• **WORK REQUIRED**
Set down all of the data that follows word for word, without the images.

• **EXTRACTED ENTRIES**
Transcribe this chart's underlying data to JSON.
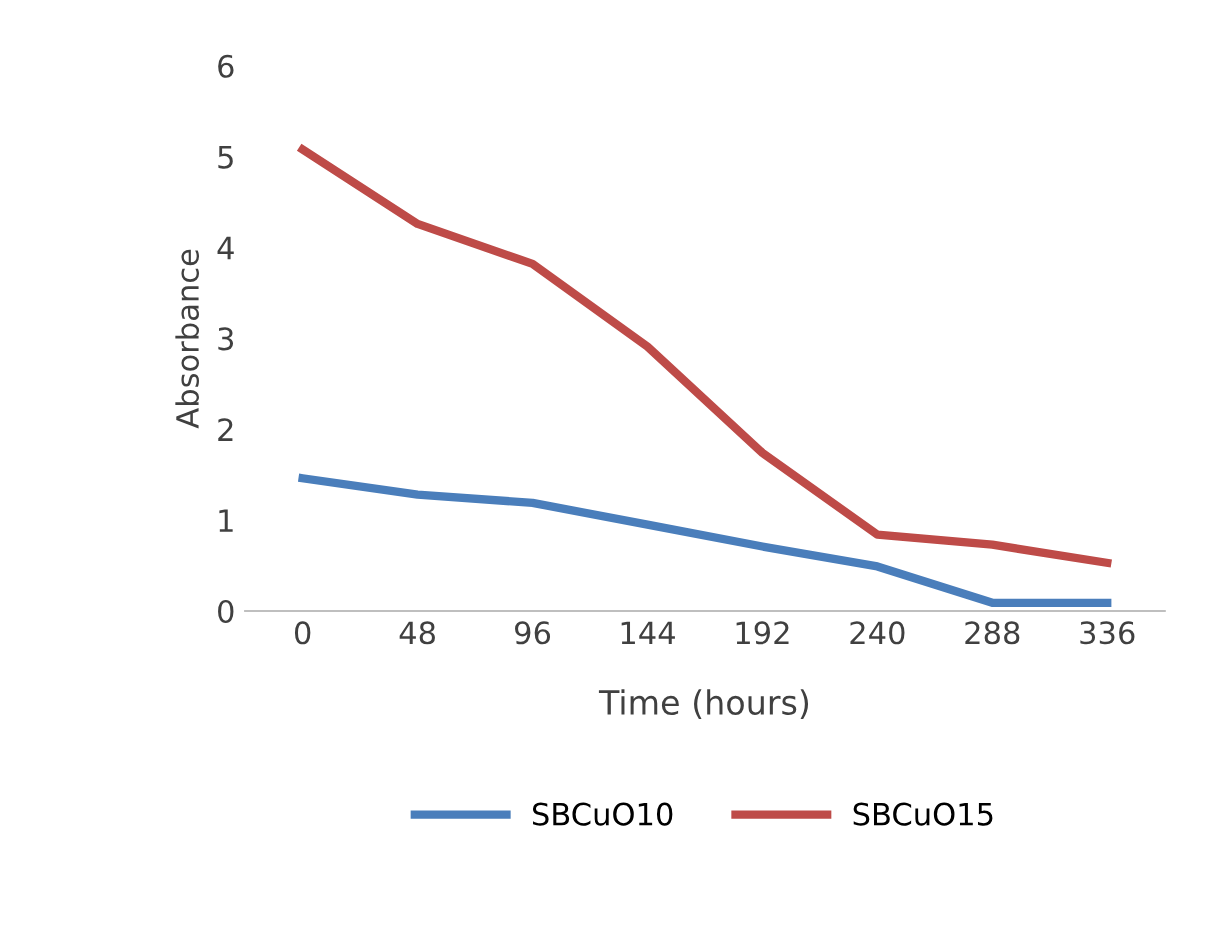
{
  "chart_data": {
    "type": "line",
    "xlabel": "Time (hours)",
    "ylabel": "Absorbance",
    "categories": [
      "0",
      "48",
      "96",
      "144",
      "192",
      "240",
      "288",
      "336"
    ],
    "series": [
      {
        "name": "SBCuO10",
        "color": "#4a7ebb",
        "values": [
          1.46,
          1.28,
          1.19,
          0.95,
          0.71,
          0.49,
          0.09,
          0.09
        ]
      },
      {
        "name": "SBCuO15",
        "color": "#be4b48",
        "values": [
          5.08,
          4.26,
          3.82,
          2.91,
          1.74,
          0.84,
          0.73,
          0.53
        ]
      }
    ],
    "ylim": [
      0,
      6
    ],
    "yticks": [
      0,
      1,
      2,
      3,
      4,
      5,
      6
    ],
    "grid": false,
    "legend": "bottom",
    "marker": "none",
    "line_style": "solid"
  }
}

• **WRITTEN RESPONSE**
Transcribe this chart's underlying data to JSON.
{
  "chart_data": {
    "type": "line",
    "xlabel": "Time (hours)",
    "ylabel": "Absorbance",
    "categories": [
      "0",
      "48",
      "96",
      "144",
      "192",
      "240",
      "288",
      "336"
    ],
    "series": [
      {
        "name": "SBCuO10",
        "color": "#4a7ebb",
        "values": [
          1.46,
          1.28,
          1.19,
          0.95,
          0.71,
          0.49,
          0.09,
          0.09
        ]
      },
      {
        "name": "SBCuO15",
        "color": "#be4b48",
        "values": [
          5.08,
          4.26,
          3.82,
          2.91,
          1.74,
          0.84,
          0.73,
          0.53
        ]
      }
    ],
    "ylim": [
      0,
      6
    ],
    "yticks": [
      0,
      1,
      2,
      3,
      4,
      5,
      6
    ],
    "grid": false,
    "legend": "bottom",
    "marker": "none",
    "line_style": "solid"
  }
}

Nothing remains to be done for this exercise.